**Directive:** Repeat the material in full. Keep every line exactly as it is.
++++
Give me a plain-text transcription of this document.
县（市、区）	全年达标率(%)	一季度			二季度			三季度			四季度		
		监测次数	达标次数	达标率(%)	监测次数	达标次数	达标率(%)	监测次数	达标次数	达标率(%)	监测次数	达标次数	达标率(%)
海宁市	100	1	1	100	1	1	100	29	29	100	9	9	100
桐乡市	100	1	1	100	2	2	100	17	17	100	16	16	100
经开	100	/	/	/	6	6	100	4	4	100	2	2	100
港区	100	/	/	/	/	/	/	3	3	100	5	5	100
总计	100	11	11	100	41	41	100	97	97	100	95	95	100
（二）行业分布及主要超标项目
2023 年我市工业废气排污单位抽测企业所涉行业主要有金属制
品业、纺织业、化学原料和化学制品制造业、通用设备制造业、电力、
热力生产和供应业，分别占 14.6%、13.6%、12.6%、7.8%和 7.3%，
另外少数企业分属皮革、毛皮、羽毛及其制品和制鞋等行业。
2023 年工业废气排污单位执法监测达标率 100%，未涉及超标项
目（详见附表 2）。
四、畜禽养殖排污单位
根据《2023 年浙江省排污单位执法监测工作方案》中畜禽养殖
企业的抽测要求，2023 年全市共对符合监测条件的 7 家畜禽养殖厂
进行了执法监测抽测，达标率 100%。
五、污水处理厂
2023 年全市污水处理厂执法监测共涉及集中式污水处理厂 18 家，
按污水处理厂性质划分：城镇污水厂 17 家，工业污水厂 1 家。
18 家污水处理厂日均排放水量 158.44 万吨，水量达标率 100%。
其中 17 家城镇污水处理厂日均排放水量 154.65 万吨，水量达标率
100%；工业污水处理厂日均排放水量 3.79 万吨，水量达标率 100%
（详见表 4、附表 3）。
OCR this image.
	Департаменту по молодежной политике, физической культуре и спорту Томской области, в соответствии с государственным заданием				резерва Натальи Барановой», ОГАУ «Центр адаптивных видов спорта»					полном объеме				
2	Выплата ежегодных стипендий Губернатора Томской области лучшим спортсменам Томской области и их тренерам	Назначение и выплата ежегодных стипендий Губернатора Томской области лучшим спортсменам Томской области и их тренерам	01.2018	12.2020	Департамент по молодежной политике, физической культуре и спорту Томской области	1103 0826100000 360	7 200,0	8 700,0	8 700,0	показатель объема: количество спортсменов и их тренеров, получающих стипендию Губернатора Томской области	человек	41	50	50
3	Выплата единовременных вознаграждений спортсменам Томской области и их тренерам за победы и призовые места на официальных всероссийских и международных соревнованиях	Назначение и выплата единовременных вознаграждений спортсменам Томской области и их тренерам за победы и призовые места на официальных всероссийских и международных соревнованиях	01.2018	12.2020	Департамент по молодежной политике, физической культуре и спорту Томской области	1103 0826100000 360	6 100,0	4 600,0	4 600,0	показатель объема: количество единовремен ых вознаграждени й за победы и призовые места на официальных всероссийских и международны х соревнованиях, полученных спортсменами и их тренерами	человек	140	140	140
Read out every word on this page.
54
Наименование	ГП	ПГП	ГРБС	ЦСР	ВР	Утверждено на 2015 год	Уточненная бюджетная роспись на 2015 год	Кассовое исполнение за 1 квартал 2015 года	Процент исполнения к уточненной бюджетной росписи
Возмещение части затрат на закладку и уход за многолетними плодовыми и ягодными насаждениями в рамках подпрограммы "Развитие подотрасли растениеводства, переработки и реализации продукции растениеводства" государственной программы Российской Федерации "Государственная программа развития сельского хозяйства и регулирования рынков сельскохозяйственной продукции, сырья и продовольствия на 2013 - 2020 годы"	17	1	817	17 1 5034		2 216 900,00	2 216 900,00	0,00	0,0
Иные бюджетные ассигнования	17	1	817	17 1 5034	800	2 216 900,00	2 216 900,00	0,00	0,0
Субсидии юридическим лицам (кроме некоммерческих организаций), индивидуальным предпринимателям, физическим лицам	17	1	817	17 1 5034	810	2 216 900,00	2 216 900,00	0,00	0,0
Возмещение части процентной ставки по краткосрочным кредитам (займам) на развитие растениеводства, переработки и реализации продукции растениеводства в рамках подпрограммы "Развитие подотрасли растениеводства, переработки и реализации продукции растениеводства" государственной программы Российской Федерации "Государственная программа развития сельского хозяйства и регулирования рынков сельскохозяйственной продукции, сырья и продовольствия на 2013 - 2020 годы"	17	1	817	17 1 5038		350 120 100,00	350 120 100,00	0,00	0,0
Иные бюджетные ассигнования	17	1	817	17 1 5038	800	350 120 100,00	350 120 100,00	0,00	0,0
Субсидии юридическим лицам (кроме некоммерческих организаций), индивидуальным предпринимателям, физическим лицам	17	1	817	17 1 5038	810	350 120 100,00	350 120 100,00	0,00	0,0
++++
**Finished answer:**
Give me a plain-text transcription of this document.
县（市、区）	全年达标率(%)	一季度			二季度			三季度			四季度		
		监测次数	达标次数	达标率(%)	监测次数	达标次数	达标率(%)	监测次数	达标次数	达标率(%)	监测次数	达标次数	达标率(%)
海宁市	100	1	1	100	1	1	100	29	29	100	9	9	100
桐乡市	100	1	1	100	2	2	100	17	17	100	16	16	100
经开	100	/	/	/	6	6	100	4	4	100	2	2	100
港区	100	/	/	/	/	/	/	3	3	100	5	5	100
总计	100	11	11	100	41	41	100	97	97	100	95	95	100
（二）行业分布及主要超标项目
2023 年我市工业废气排污单位抽测企业所涉行业主要有金属制
品业、纺织业、化学原料和化学制品制造业、通用设备制造业、电力、
热力生产和供应业，分别占 14.6%、13.6%、12.6%、7.8%和 7.3%，
另外少数企业分属皮革、毛皮、羽毛及其制品和制鞋等行业。
2023 年工业废气排污单位执法监测达标率 100%，未涉及超标项
目（详见附表 2）。
四、畜禽养殖排污单位
根据《2023 年浙江省排污单位执法监测工作方案》中畜禽养殖
企业的抽测要求，2023 年全市共对符合监测条件的 7 家畜禽养殖厂
进行了执法监测抽测，达标率 100%。
五、污水处理厂
2023 年全市污水处理厂执法监测共涉及集中式污水处理厂 18 家，
按污水处理厂性质划分：城镇污水厂 17 家，工业污水厂 1 家。
18 家污水处理厂日均排放水量 158.44 万吨，水量达标率 100%。
其中 17 家城镇污水处理厂日均排放水量 154.65 万吨，水量达标率
100%；工业污水处理厂日均排放水量 3.79 万吨，水量达标率 100%
（详见表 4、附表 3）。
OCR this image.
	Департаменту по молодежной политике, физической культуре и спорту Томской области, в соответствии с государственным заданием				резерва Натальи Барановой», ОГАУ «Центр адаптивных видов спорта»					полном объеме				
2	Выплата ежегодных стипендий Губернатора Томской области лучшим спортсменам Томской области и их тренерам	Назначение и выплата ежегодных стипендий Губернатора Томской области лучшим спортсменам Томской области и их тренерам	01.2018	12.2020	Департамент по молодежной политике, физической культуре и спорту Томской области	1103 0826100000 360	7 200,0	8 700,0	8 700,0	показатель объема: количество спортсменов и их тренеров, получающих стипендию Губернатора Томской области	человек	41	50	50
3	Выплата единовременных вознаграждений спортсменам Томской области и их тренерам за победы и призовые места на официальных всероссийских и международных соревнованиях	Назначение и выплата единовременных вознаграждений спортсменам Томской области и их тренерам за победы и призовые места на официальных всероссийских и международных соревнованиях	01.2018	12.2020	Департамент по молодежной политике, физической культуре и спорту Томской области	1103 0826100000 360	6 100,0	4 600,0	4 600,0	показатель объема: количество единовремен ых вознаграждени й за победы и призовые места на официальных всероссийских и международны х соревнованиях, полученных спортсменами и их тренерами	человек	140	140	140
Read out every word on this page.
54
Наименование	ГП	ПГП	ГРБС	ЦСР	ВР	Утверждено на 2015 год	Уточненная бюджетная роспись на 2015 год	Кассовое исполнение за 1 квартал 2015 года	Процент исполнения к уточненной бюджетной росписи
Возмещение части затрат на закладку и уход за многолетними плодовыми и ягодными насаждениями в рамках подпрограммы "Развитие подотрасли растениеводства, переработки и реализации продукции растениеводства" государственной программы Российской Федерации "Государственная программа развития сельского хозяйства и регулирования рынков сельскохозяйственной продукции, сырья и продовольствия на 2013 - 2020 годы"	17	1	817	17 1 5034		2 216 900,00	2 216 900,00	0,00	0,0
Иные бюджетные ассигнования	17	1	817	17 1 5034	800	2 216 900,00	2 216 900,00	0,00	0,0
Субсидии юридическим лицам (кроме некоммерческих организаций), индивидуальным предпринимателям, физическим лицам	17	1	817	17 1 5034	810	2 216 900,00	2 216 900,00	0,00	0,0
Возмещение части процентной ставки по краткосрочным кредитам (займам) на развитие растениеводства, переработки и реализации продукции растениеводства в рамках подпрограммы "Развитие подотрасли растениеводства, переработки и реализации продукции растениеводства" государственной программы Российской Федерации "Государственная программа развития сельского хозяйства и регулирования рынков сельскохозяйственной продукции, сырья и продовольствия на 2013 - 2020 годы"	17	1	817	17 1 5038		350 120 100,00	350 120 100,00	0,00	0,0
Иные бюджетные ассигнования	17	1	817	17 1 5038	800	350 120 100,00	350 120 100,00	0,00	0,0
Субсидии юридическим лицам (кроме некоммерческих организаций), индивидуальным предпринимателям, физическим лицам	17	1	817	17 1 5038	810	350 120 100,00	350 120 100,00	0,00	0,0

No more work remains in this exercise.